— Material for this task —
--

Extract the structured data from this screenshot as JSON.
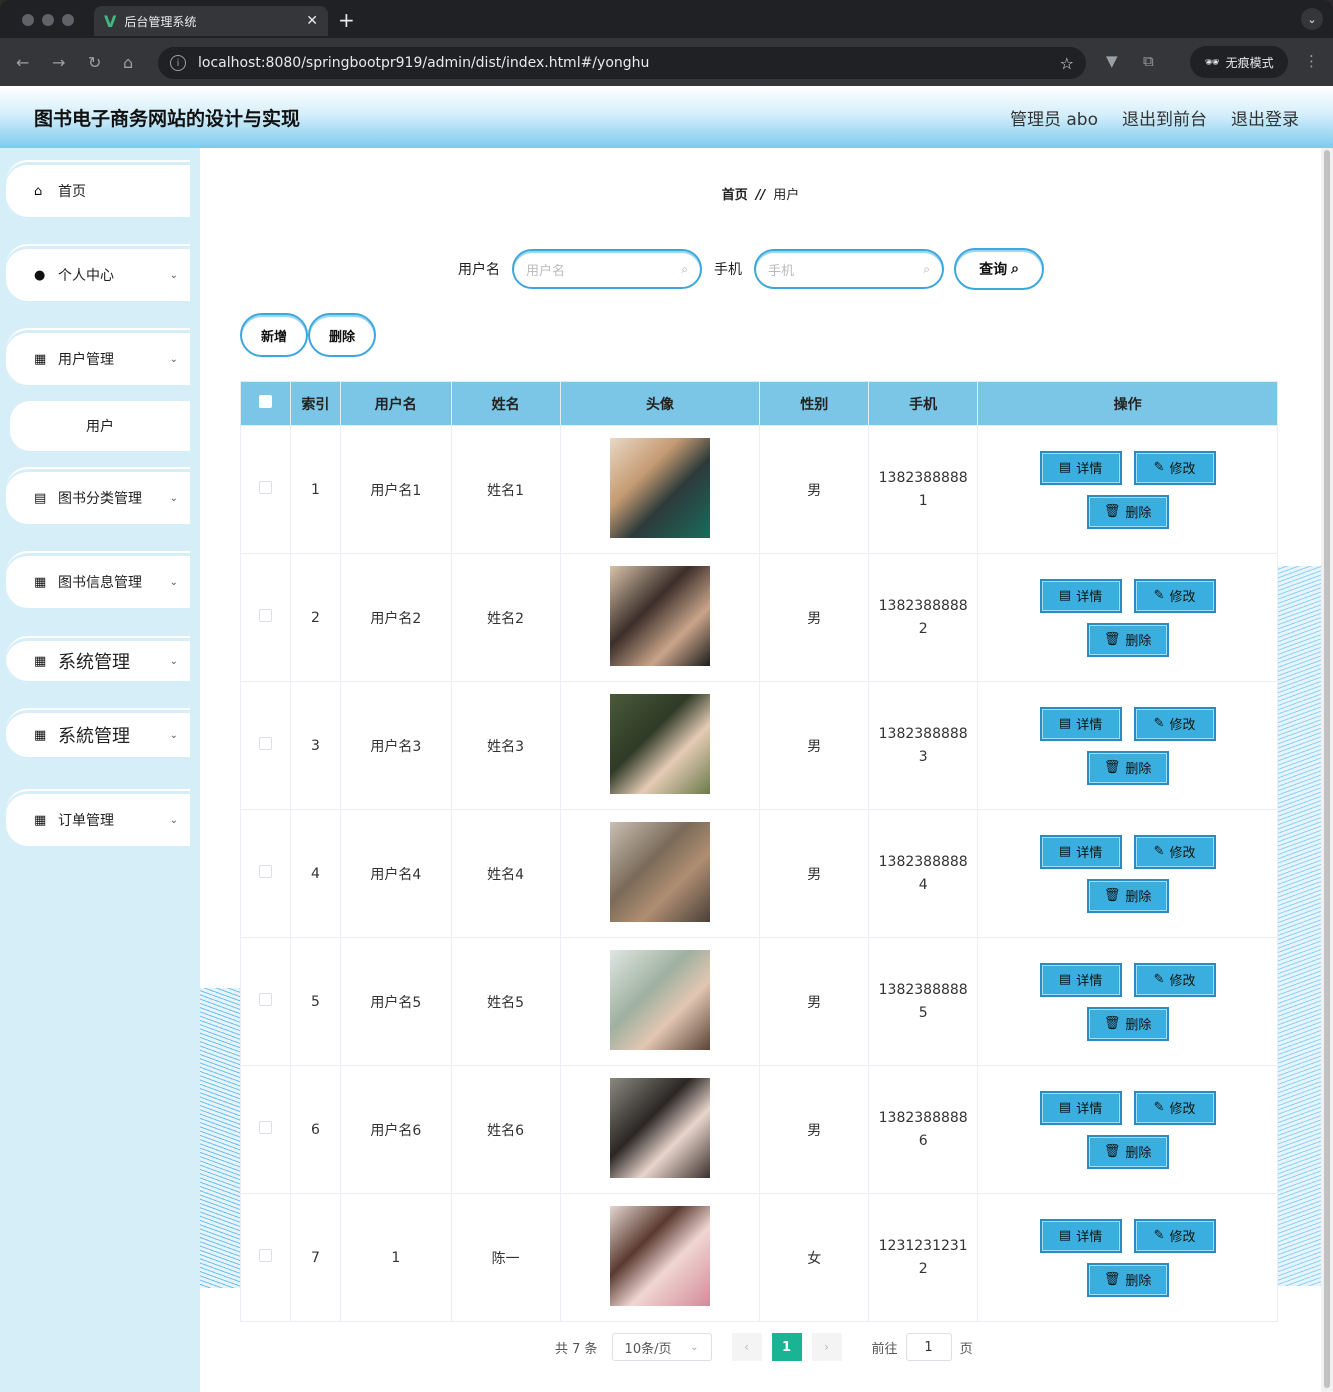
{
  "browser": {
    "tab_title": "后台管理系统",
    "url": "localhost:8080/springbootpr919/admin/dist/index.html#/yonghu",
    "incognito_label": "无痕模式"
  },
  "header": {
    "title": "图书电子商务网站的设计与实现",
    "admin_label": "管理员 abo",
    "back_to_front": "退出到前台",
    "logout": "退出登录"
  },
  "sidebar": {
    "items": [
      {
        "label": "首页",
        "icon": "home-icon"
      },
      {
        "label": "个人中心",
        "icon": "user-icon"
      },
      {
        "label": "用户管理",
        "icon": "grid-icon"
      },
      {
        "label": "用户",
        "icon": ""
      },
      {
        "label": "图书分类管理",
        "icon": "clipboard-icon"
      },
      {
        "label": "图书信息管理",
        "icon": "grid-icon"
      },
      {
        "label": "系统管理",
        "icon": "grid-icon"
      },
      {
        "label": "系統管理",
        "icon": "grid-icon"
      },
      {
        "label": "订单管理",
        "icon": "grid-icon"
      }
    ]
  },
  "breadcrumb": {
    "home": "首页",
    "separator": "//",
    "current": "用户"
  },
  "search": {
    "username_label": "用户名",
    "username_placeholder": "用户名",
    "phone_label": "手机",
    "phone_placeholder": "手机",
    "query_button": "查询"
  },
  "actions": {
    "add": "新增",
    "delete": "删除"
  },
  "table": {
    "headers": [
      "索引",
      "用户名",
      "姓名",
      "头像",
      "性别",
      "手机",
      "操作"
    ],
    "row_buttons": {
      "detail": "详情",
      "edit": "修改",
      "delete": "删除"
    },
    "rows": [
      {
        "index": "1",
        "username": "用户名1",
        "name": "姓名1",
        "gender": "男",
        "phone": "13823888881"
      },
      {
        "index": "2",
        "username": "用户名2",
        "name": "姓名2",
        "gender": "男",
        "phone": "1382388888 2"
      },
      {
        "index": "3",
        "username": "用户名3",
        "name": "姓名3",
        "gender": "男",
        "phone": "1382388888 3"
      },
      {
        "index": "4",
        "username": "用户名4",
        "name": "姓名4",
        "gender": "男",
        "phone": "1382388888 4"
      },
      {
        "index": "5",
        "username": "用户名5",
        "name": "姓名5",
        "gender": "男",
        "phone": "1382388888 5"
      },
      {
        "index": "6",
        "username": "用户名6",
        "name": "姓名6",
        "gender": "男",
        "phone": "1382388888 6"
      },
      {
        "index": "7",
        "username": "1",
        "name": "陈一",
        "gender": "女",
        "phone": "12312312312"
      }
    ]
  },
  "pagination": {
    "total": "共 7 条",
    "page_size": "10条/页",
    "current_page": "1",
    "goto_label": "前往",
    "goto_value": "1",
    "page_suffix": "页"
  },
  "colors": {
    "accent": "#3aaedf",
    "header": "#7bc5e6",
    "pager_active": "#1ab394"
  }
}
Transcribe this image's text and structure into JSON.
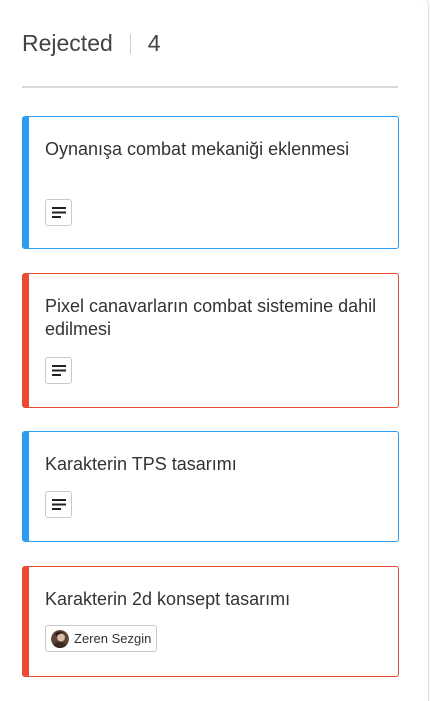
{
  "column": {
    "title": "Rejected",
    "count": "4"
  },
  "cards": [
    {
      "title": "Oynanışa combat mekaniği eklenmesi",
      "accent_color": "#2d9bf0",
      "has_description": true
    },
    {
      "title": "Pixel canavarların combat sistemine dahil edilmesi",
      "accent_color": "#eb4a33",
      "has_description": true
    },
    {
      "title": "Karakterin TPS tasarımı",
      "accent_color": "#2d9bf0",
      "has_description": true
    },
    {
      "title": "Karakterin 2d konsept tasarımı",
      "accent_color": "#eb4a33",
      "assignee": "Zeren Sezgin"
    }
  ],
  "icons": {
    "description": "description-icon",
    "avatar": "user-avatar"
  }
}
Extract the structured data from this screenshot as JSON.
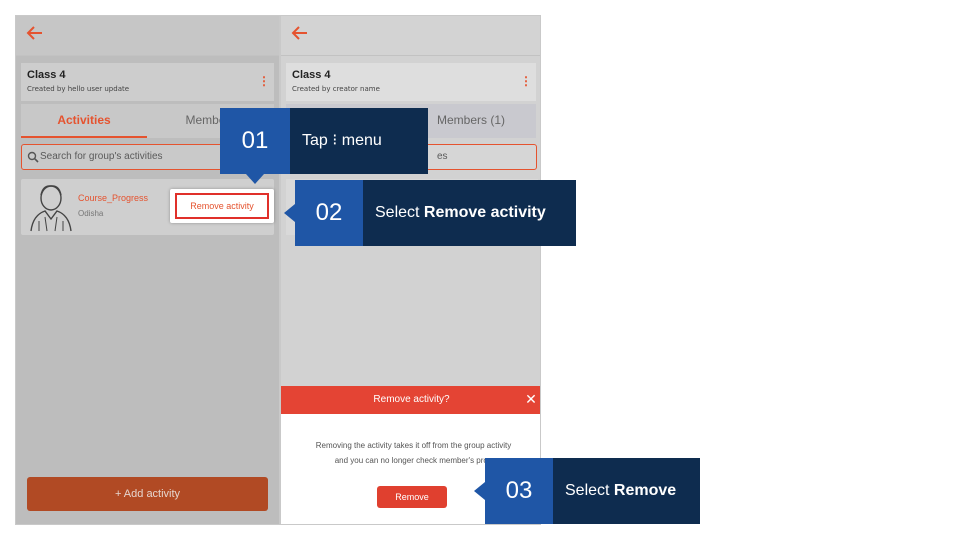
{
  "left_screen": {
    "class_title": "Class 4",
    "class_subtitle": "Created by hello user update",
    "kebab_glyph": "⋮",
    "tabs": [
      {
        "label": "Activities"
      },
      {
        "label": "Members"
      }
    ],
    "search_placeholder": "Search for group's activities",
    "activity": {
      "name": "Course_Progress",
      "subtitle": "Odisha"
    },
    "remove_popup_label": "Remove activity",
    "add_button_label": "+ Add activity"
  },
  "right_screen": {
    "class_title": "Class 4",
    "class_subtitle": "Created by creator name",
    "kebab_glyph": "⋮",
    "members_tab_label": "Members (1)",
    "search_placeholder_fragment": "es",
    "sheet": {
      "title": "Remove activity?",
      "close_glyph": "✕",
      "body_line1": "Removing the activity takes it off from the group activity",
      "body_line2": "and you can no longer check member's prog",
      "remove_button_label": "Remove"
    }
  },
  "callouts": [
    {
      "number": "01",
      "text_prefix": "Tap ",
      "text_icon": "⁝",
      "text_suffix": " menu"
    },
    {
      "number": "02",
      "text_prefix": "Select ",
      "text_bold": "Remove activity"
    },
    {
      "number": "03",
      "text_prefix": "Select ",
      "text_bold": "Remove"
    }
  ],
  "colors": {
    "accent": "#e5532f",
    "callout_number_bg": "#1f56a6",
    "callout_text_bg": "#0e2c4f",
    "sheet_header": "#e44434",
    "add_button": "#b14a24"
  },
  "icons": {
    "back": "back-arrow-icon",
    "kebab": "kebab-menu-icon",
    "search": "search-icon",
    "close": "close-icon",
    "avatar": "user-avatar-icon"
  }
}
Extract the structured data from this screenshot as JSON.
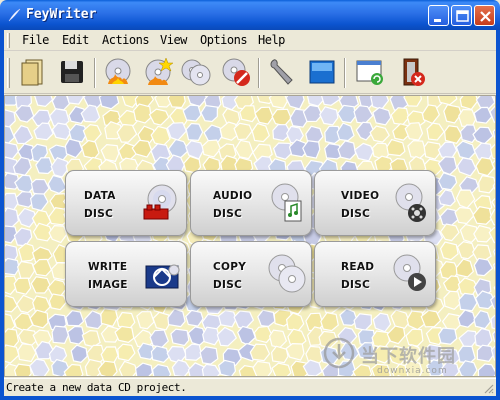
{
  "window": {
    "title": "FeyWriter",
    "controls": [
      "minimize",
      "maximize",
      "close"
    ]
  },
  "menu": {
    "items": [
      "File",
      "Edit",
      "Actions",
      "View",
      "Options",
      "Help"
    ]
  },
  "toolbar": {
    "icons": [
      "new-project-icon",
      "save-icon",
      "burn-disc-icon",
      "burn-star-icon",
      "copy-disc-icon",
      "erase-disc-icon",
      "settings-wrench-icon",
      "fullscreen-icon",
      "refresh-window-icon",
      "exit-icon"
    ]
  },
  "cards": [
    {
      "line1": "DATA",
      "line2": "DISC",
      "icon": "data-disc-icon"
    },
    {
      "line1": "AUDIO",
      "line2": "DISC",
      "icon": "audio-disc-icon"
    },
    {
      "line1": "VIDEO",
      "line2": "DISC",
      "icon": "video-disc-icon"
    },
    {
      "line1": "WRITE",
      "line2": "IMAGE",
      "icon": "write-image-icon"
    },
    {
      "line1": "COPY",
      "line2": "DISC",
      "icon": "copy-disc-icon"
    },
    {
      "line1": "READ",
      "line2": "DISC",
      "icon": "read-disc-icon"
    }
  ],
  "watermark": {
    "text": "当下软件园",
    "url": "downxia.com"
  },
  "status": {
    "text": "Create a new data CD project."
  },
  "colors": {
    "titlebar": "#0b54d0",
    "chrome": "#ece9d8",
    "background": "#f4efc0",
    "mosaic_blue": "#c8cde8",
    "mosaic_yellow": "#f3eaa8"
  }
}
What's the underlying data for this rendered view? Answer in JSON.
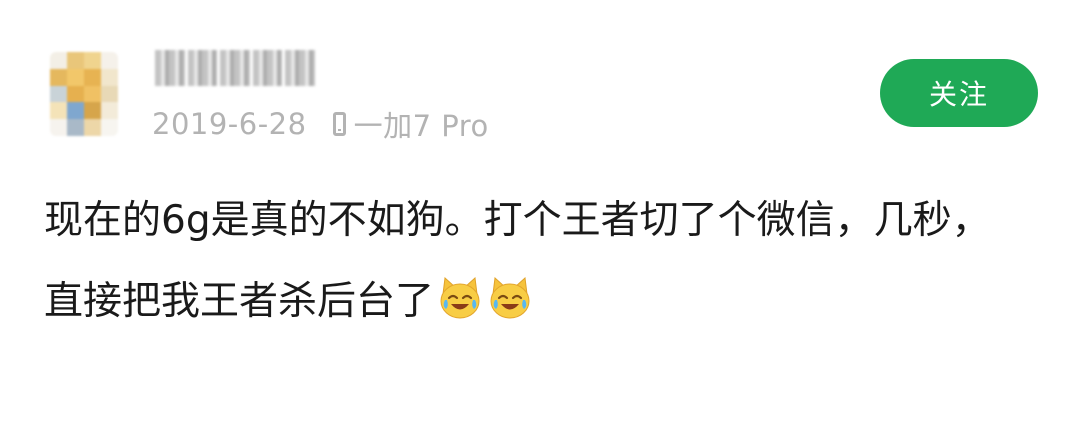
{
  "post": {
    "date": "2019-6-28",
    "device": "一加7 Pro",
    "follow_label": "关注",
    "content_line1": "现在的6g是真的不如狗。打个王者切了个微信，几秒，",
    "content_line2": "直接把我王者杀后台了",
    "emojis": [
      "crying-laughing-cat-emoji",
      "crying-laughing-cat-emoji"
    ]
  },
  "colors": {
    "follow_button": "#1fa956",
    "meta_text": "#b3b3b3",
    "body_text": "#1a1a1a"
  }
}
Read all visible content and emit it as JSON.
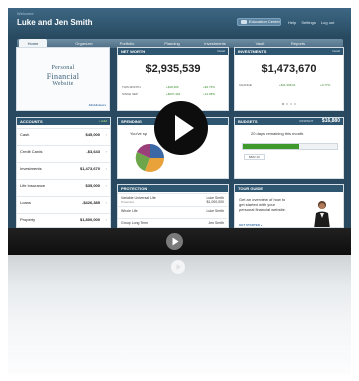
{
  "header": {
    "welcome": "Welcome",
    "user_name": "Luke and Jen Smith",
    "education_center": "Education Center",
    "links": [
      "Help",
      "Settings",
      "Log out"
    ]
  },
  "nav": {
    "tabs": [
      "Home",
      "Organizer",
      "Portfolio",
      "Planning",
      "Investments",
      "Vault",
      "Reports"
    ],
    "active": "Home"
  },
  "logo": {
    "line1": "Personal",
    "line2": "Financial",
    "line3": "Website",
    "admin_link": "All Advisors"
  },
  "net_worth": {
    "title": "NET WORTH",
    "action": "Detail",
    "value": "$2,935,539",
    "rows": [
      {
        "label": "THIS MONTH",
        "change": "+$18,300",
        "pct": "+$4.76%"
      },
      {
        "label": "SINCE SEP",
        "change": "+$297,402",
        "pct": "+14.38%"
      }
    ]
  },
  "investments": {
    "title": "INVESTMENTS",
    "action": "Detail",
    "value": "$1,473,670",
    "row": {
      "label": "CHANGE",
      "change": "+$11,308.01",
      "pct": "+0.77%"
    }
  },
  "accounts": {
    "title": "ACCOUNTS",
    "action": "+ Add",
    "rows": [
      {
        "name": "Cash",
        "value": "$45,000"
      },
      {
        "name": "Credit Cards",
        "value": "-$3,643"
      },
      {
        "name": "Investments",
        "value": "$1,473,670"
      },
      {
        "name": "Life Insurance",
        "value": "$35,000"
      },
      {
        "name": "Loans",
        "value": "-$426,385"
      },
      {
        "name": "Property",
        "value": "$1,800,000"
      }
    ]
  },
  "spending": {
    "title": "SPENDING",
    "text": "You've sp"
  },
  "budgets": {
    "title": "BUDGETS",
    "sub": "UNSPENT",
    "amount": "$16,880",
    "remaining": "20 days remaining this month.",
    "progress": 0.6,
    "label": "$882.16"
  },
  "protection": {
    "title": "PROTECTION",
    "rows": [
      {
        "name": "Variable Universal Life",
        "sub": "Protected",
        "who": "Luke Smith",
        "amt": "$1,000,000"
      },
      {
        "name": "Whole Life",
        "sub": "",
        "who": "Luke Smith",
        "amt": ""
      },
      {
        "name": "Group Long Term",
        "sub": "",
        "who": "Jen Smith",
        "amt": ""
      }
    ]
  },
  "tour": {
    "title": "TOUR GUIDE",
    "lines": [
      "Get an overview of how to",
      "get started with your",
      "personal financial website."
    ],
    "link": "GET STARTED »"
  },
  "colors": {
    "header": "#2f5670",
    "background": "#28495f",
    "accent": "#3a70a8",
    "positive": "#3a8a2e",
    "budget_bar": "#3f9a2e"
  }
}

--

For the listing above, identify each line bearing "Smith".

— Output for this exercise —
    "user_name": "Luke and Jen Smith",
        "who": "Luke Smith",
        "who": "Luke Smith",
        "who": "Jen Smith",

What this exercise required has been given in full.